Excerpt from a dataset
=======

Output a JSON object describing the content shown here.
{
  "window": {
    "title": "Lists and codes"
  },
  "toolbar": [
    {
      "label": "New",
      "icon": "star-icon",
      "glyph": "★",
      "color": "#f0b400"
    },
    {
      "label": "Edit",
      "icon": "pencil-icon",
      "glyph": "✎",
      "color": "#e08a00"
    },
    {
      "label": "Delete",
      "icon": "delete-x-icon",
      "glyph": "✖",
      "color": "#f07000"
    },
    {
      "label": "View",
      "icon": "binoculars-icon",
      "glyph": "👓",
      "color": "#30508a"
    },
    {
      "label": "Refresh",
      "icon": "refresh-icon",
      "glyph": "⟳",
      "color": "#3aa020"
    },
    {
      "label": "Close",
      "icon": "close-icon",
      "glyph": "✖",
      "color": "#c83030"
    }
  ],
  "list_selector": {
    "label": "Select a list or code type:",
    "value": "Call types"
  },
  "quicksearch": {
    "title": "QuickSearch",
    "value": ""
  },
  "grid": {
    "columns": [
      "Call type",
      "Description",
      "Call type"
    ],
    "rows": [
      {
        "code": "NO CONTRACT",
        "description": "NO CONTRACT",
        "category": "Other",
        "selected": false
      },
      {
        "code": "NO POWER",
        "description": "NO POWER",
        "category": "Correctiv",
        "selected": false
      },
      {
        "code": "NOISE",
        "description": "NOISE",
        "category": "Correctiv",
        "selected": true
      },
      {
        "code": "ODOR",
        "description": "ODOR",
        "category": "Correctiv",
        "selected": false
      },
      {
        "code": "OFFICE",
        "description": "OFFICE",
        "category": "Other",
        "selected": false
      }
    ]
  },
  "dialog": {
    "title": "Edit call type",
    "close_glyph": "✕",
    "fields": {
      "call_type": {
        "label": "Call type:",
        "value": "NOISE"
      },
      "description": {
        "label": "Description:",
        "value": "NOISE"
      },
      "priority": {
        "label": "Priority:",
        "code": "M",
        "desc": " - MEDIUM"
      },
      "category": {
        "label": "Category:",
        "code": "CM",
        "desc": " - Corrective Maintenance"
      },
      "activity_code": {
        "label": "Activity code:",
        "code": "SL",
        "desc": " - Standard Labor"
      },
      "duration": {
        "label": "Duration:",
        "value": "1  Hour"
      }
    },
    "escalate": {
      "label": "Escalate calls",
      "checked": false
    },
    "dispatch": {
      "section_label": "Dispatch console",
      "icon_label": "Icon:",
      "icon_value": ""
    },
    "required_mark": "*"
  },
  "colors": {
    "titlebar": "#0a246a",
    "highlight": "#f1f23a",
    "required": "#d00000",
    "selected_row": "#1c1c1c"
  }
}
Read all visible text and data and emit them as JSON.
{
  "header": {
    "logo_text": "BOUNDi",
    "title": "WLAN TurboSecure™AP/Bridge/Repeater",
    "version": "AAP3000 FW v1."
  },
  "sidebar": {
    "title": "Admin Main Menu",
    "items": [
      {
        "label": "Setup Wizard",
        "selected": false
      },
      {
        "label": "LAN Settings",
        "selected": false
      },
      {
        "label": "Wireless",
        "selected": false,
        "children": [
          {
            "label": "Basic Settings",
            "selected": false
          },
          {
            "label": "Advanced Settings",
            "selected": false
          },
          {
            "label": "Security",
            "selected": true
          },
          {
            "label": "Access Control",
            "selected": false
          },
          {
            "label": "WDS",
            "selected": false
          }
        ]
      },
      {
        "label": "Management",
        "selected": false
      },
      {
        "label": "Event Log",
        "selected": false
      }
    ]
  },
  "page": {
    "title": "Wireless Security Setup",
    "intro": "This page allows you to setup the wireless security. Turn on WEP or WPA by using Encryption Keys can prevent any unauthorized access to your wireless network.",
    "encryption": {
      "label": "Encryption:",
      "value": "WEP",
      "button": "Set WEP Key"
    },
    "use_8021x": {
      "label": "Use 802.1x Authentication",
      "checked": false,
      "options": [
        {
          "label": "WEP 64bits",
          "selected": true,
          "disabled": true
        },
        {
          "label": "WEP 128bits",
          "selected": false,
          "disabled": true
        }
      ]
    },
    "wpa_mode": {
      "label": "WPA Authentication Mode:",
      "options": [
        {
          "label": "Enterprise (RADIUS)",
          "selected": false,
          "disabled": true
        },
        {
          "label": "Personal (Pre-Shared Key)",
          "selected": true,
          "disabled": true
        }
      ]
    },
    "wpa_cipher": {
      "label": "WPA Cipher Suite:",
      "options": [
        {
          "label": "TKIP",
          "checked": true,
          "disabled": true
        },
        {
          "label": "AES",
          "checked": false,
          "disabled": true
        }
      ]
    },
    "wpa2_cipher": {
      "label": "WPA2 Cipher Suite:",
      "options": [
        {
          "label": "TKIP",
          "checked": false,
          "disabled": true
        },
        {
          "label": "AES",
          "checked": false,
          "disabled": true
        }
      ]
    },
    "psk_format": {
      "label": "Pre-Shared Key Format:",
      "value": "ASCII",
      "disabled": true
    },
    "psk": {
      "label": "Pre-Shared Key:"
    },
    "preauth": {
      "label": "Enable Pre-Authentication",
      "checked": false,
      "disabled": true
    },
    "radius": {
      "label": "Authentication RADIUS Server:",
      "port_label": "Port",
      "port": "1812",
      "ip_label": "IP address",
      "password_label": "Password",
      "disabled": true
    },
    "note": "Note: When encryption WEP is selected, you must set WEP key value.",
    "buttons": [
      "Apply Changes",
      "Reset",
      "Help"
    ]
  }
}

=======

:: Your objective ::
Reply with nothing except the number of lines in the listing above that include "page".

:: Result of the task ::
2